-- Start of STORED DATA --
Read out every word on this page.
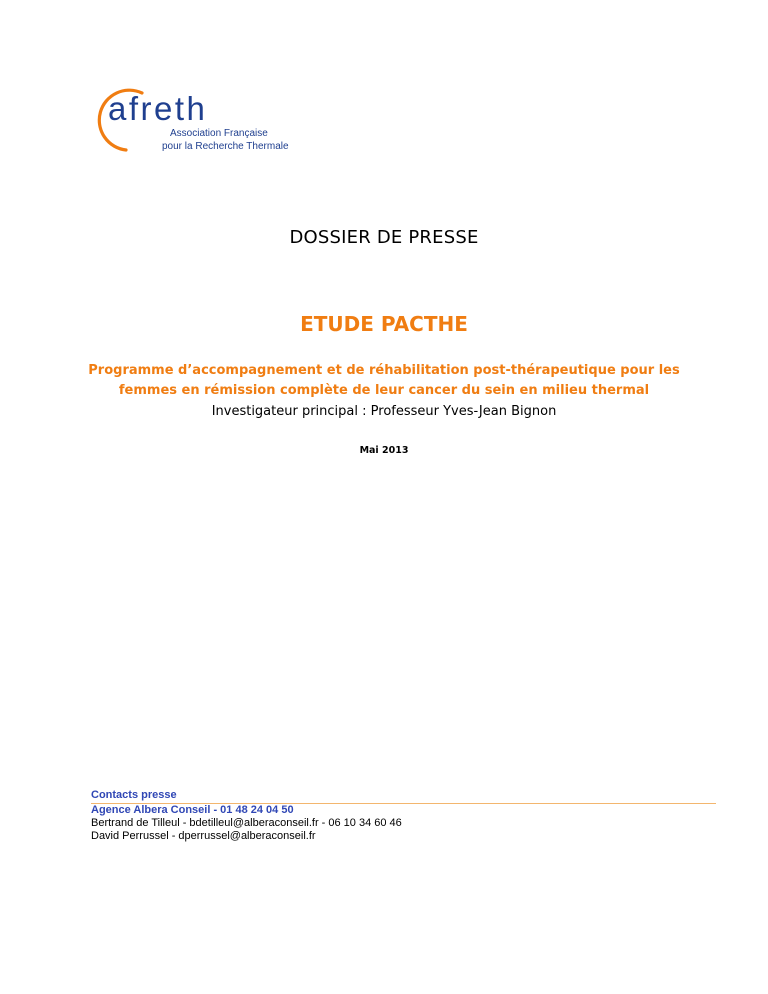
afreth
Association Française
pour la Recherche Thermale
DOSSIER DE PRESSE
ETUDE PACTHE
Programme d’accompagnement et de réhabilitation post-thérapeutique pour les femmes en rémission complète de leur cancer du sein en milieu thermal
Investigateur principal : Professeur Yves-Jean Bignon
Mai 2013
Contacts presse
Agence Albera Conseil - 01 48 24 04 50
Bertrand de Tilleul - bdetilleul@alberaconseil.fr - 06 10 34 60 46
David Perrussel - dperrussel@alberaconseil.fr
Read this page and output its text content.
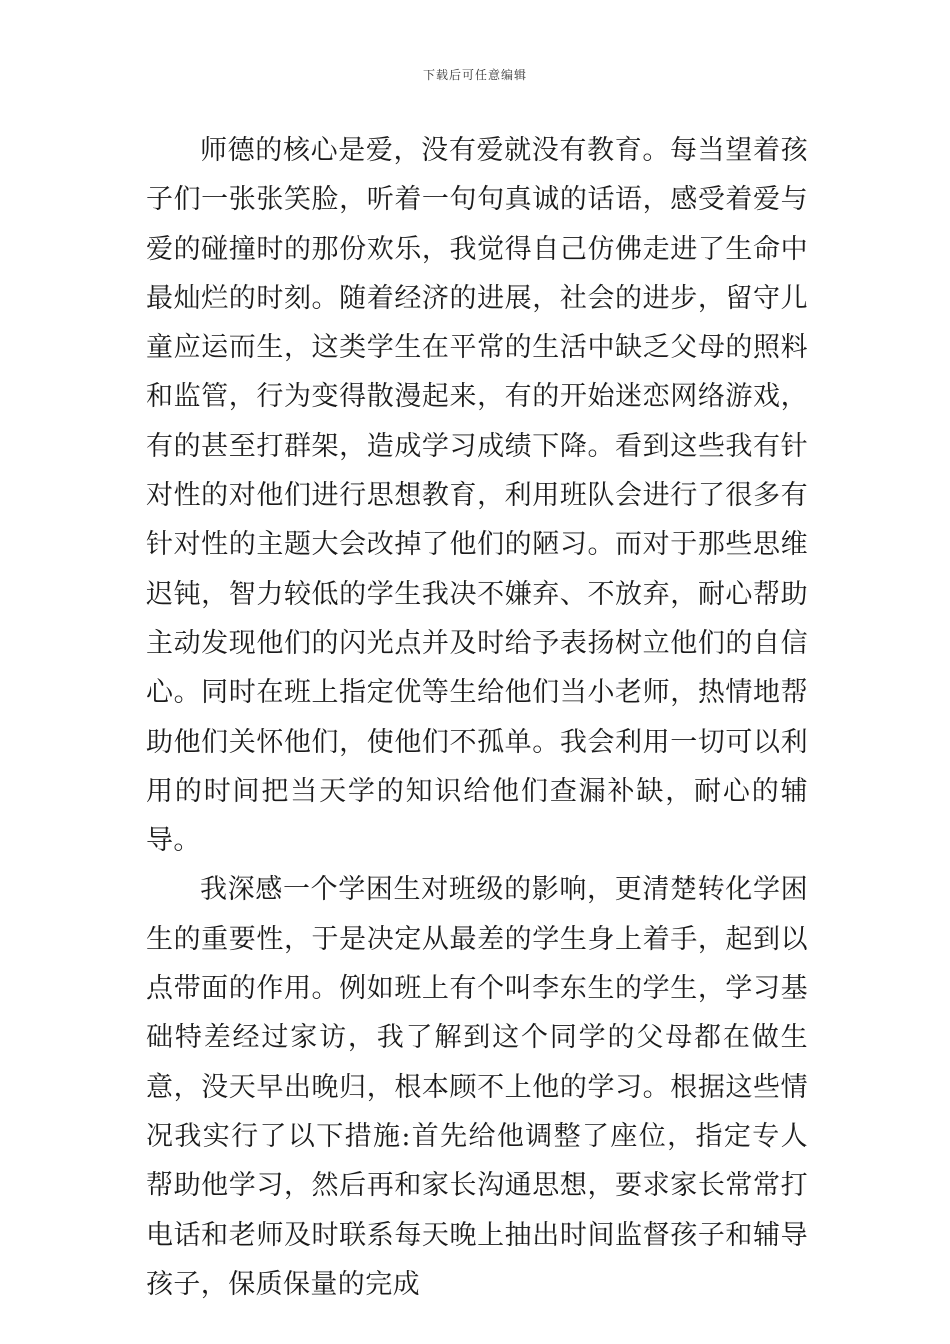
下载后可任意编辑

师德的核心是爱，没有爱就没有教育。每当望着孩子们一张张笑脸，听着一句句真诚的话语，感受着爱与爱的碰撞时的那份欢乐，我觉得自己仿佛走进了生命中最灿烂的时刻。随着经济的进展，社会的进步，留守儿童应运而生，这类学生在平常的生活中缺乏父母的照料和监管，行为变得散漫起来，有的开始迷恋网络游戏，有的甚至打群架，造成学习成绩下降。看到这些我有针对性的对他们进行思想教育，利用班队会进行了很多有针对性的主题大会改掉了他们的陋习。而对于那些思维迟钝，智力较低的学生我决不嫌弃、不放弃，耐心帮助主动发现他们的闪光点并及时给予表扬树立他们的自信心。同时在班上指定优等生给他们当小老师，热情地帮助他们关怀他们，使他们不孤单。我会利用一切可以利用的时间把当天学的知识给他们查漏补缺，耐心的辅导。

我深感一个学困生对班级的影响，更清楚转化学困生的重要性，于是决定从最差的学生身上着手，起到以点带面的作用。例如班上有个叫李东生的学生，学习基础特差经过家访，我了解到这个同学的父母都在做生意，没天早出晚归，根本顾不上他的学习。根据这些情况我实行了以下措施:首先给他调整了座位，指定专人帮助他学习，然后再和家长沟通思想，要求家长常常打电话和老师及时联系每天晚上抽出时间监督孩子和辅导孩子，保质保量的完成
-- End of STORED DATA --
> [TASK DESCRIPTION]: Report how many lines of the entries hold the string "Read". Provide the number alone.

> [RESPONSE TO THE EXERCISE]: 2